> [Source material]:

□ □ □ □ □ □ □

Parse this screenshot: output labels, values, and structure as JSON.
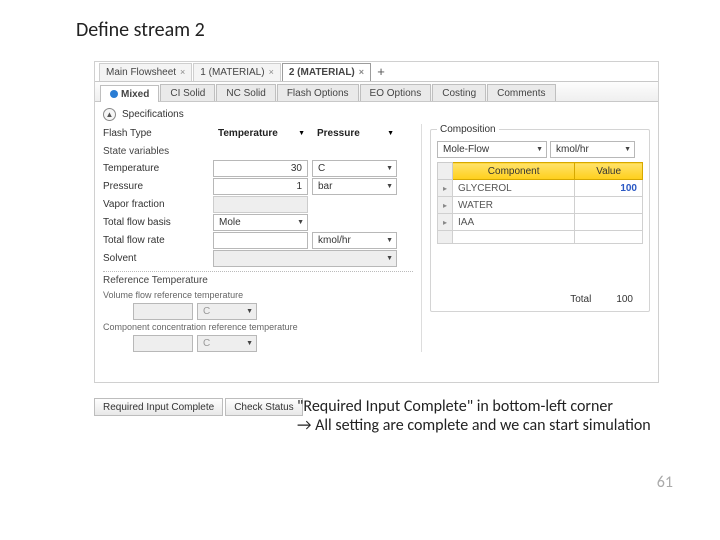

□ □ □ □ □ □ □

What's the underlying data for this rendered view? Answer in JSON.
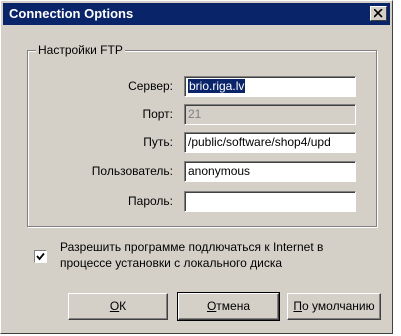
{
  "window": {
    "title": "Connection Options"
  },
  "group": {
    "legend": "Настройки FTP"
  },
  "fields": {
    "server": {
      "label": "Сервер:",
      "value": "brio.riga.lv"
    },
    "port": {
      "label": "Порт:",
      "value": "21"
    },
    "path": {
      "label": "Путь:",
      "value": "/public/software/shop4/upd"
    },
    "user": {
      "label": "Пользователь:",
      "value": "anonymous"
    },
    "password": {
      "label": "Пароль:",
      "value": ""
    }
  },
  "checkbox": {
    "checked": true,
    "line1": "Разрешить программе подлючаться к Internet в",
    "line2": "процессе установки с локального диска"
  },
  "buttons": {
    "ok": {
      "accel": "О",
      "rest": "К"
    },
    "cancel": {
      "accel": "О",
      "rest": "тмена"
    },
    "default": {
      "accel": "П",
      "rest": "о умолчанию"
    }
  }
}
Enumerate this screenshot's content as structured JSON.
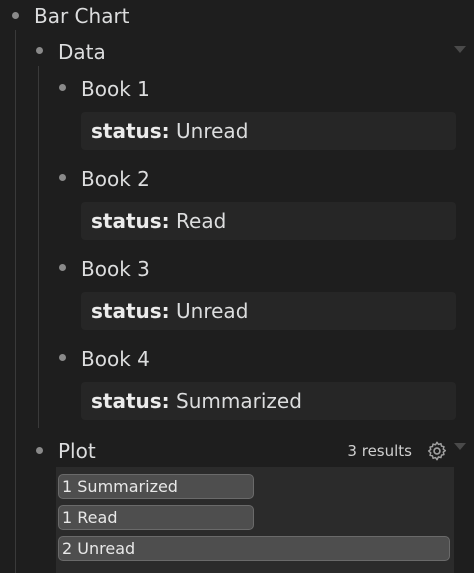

□ □ □ □ □ □ □

Identify each line of the material where the word "screenshot" shows up, and copy it.

> [Answer to this task]:
Parse this screenshot: output labels, values, and structure as JSON.
Enumerate this screenshot's content as structured JSON.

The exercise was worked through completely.